** Begin Source records **
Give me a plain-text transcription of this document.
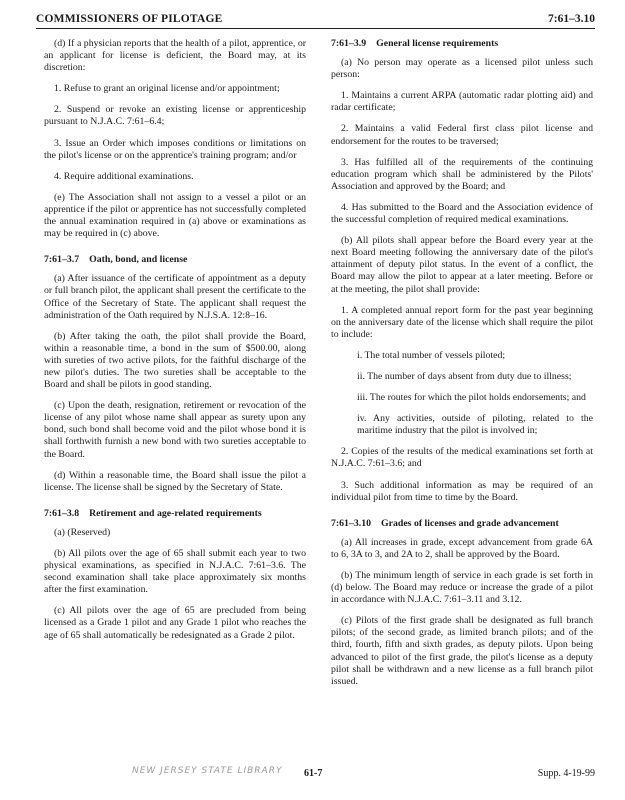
COMMISSIONERS OF PILOTAGE	7:61–3.10

(d) If a physician reports that the health of a pilot, apprentice, or an applicant for license is deficient, the Board may, at its discretion:

1. Refuse to grant an original license and/or appointment;

2. Suspend or revoke an existing license or apprenticeship pursuant to N.J.A.C. 7:61–6.4;

3. Issue an Order which imposes conditions or limitations on the pilot's license or on the apprentice's training program; and/or

4. Require additional examinations.

(e) The Association shall not assign to a vessel a pilot or an apprentice if the pilot or apprentice has not successfully completed the annual examination required in (a) above or examinations as may be required in (c) above.

7:61–3.7 Oath, bond, and license

(a) After issuance of the certificate of appointment as a deputy or full branch pilot, the applicant shall present the certificate to the Office of the Secretary of State. The applicant shall request the administration of the Oath required by N.J.S.A. 12:8–16.

(b) After taking the oath, the pilot shall provide the Board, within a reasonable time, a bond in the sum of $500.00, along with sureties of two active pilots, for the faithful discharge of the new pilot's duties. The two sureties shall be acceptable to the Board and shall be pilots in good standing.

(c) Upon the death, resignation, retirement or revocation of the license of any pilot whose name shall appear as surety upon any bond, such bond shall become void and the pilot whose bond it is shall forthwith furnish a new bond with two sureties acceptable to the Board.

(d) Within a reasonable time, the Board shall issue the pilot a license. The license shall be signed by the Secretary of State.

7:61–3.8 Retirement and age-related requirements

(a) (Reserved)

(b) All pilots over the age of 65 shall submit each year to two physical examinations, as specified in N.J.A.C. 7:61–3.6. The second examination shall take place approximately six months after the first examination.

(c) All pilots over the age of 65 are precluded from being licensed as a Grade 1 pilot and any Grade 1 pilot who reaches the age of 65 shall automatically be redesignated as a Grade 2 pilot.

7:61–3.9 General license requirements

(a) No person may operate as a licensed pilot unless such person:

1. Maintains a current ARPA (automatic radar plotting aid) and radar certificate;

2. Maintains a valid Federal first class pilot license and endorsement for the routes to be traversed;

3. Has fulfilled all of the requirements of the continuing education program which shall be administered by the Pilots' Association and approved by the Board; and

4. Has submitted to the Board and the Association evidence of the successful completion of required medical examinations.

(b) All pilots shall appear before the Board every year at the next Board meeting following the anniversary date of the pilot's attainment of deputy pilot status. In the event of a conflict, the Board may allow the pilot to appear at a later meeting. Before or at the meeting, the pilot shall provide:

1. A completed annual report form for the past year beginning on the anniversary date of the license which shall require the pilot to include:

i. The total number of vessels piloted;

ii. The number of days absent from duty due to illness;

iii. The routes for which the pilot holds endorsements; and

iv. Any activities, outside of piloting, related to the maritime industry that the pilot is involved in;

2. Copies of the results of the medical examinations set forth at N.J.A.C. 7:61–3.6; and

3. Such additional information as may be required of an individual pilot from time to time by the Board.

7:61–3.10 Grades of licenses and grade advancement

(a) All increases in grade, except advancement from grade 6A to 6, 3A to 3, and 2A to 2, shall be approved by the Board.

(b) The minimum length of service in each grade is set forth in (d) below. The Board may reduce or increase the grade of a pilot in accordance with N.J.A.C. 7:61–3.11 and 3.12.

(c) Pilots of the first grade shall be designated as full branch pilots; of the second grade, as limited branch pilots; and of the third, fourth, fifth and sixth grades, as deputy pilots. Upon being advanced to pilot of the first grade, the pilot's license as a deputy pilot shall be withdrawn and a new license as a full branch pilot issued.

NEW JERSEY STATE LIBRARY 61-7	Supp. 4-19-99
** End Source records **
§ **What this task involves**:
Find the lines with the string "routes" and reproduce them.

§ **Solution below**:
2. Maintains a valid Federal first class pilot license and endorsement for the routes to be traversed;
iii. The routes for which the pilot holds endorsements; and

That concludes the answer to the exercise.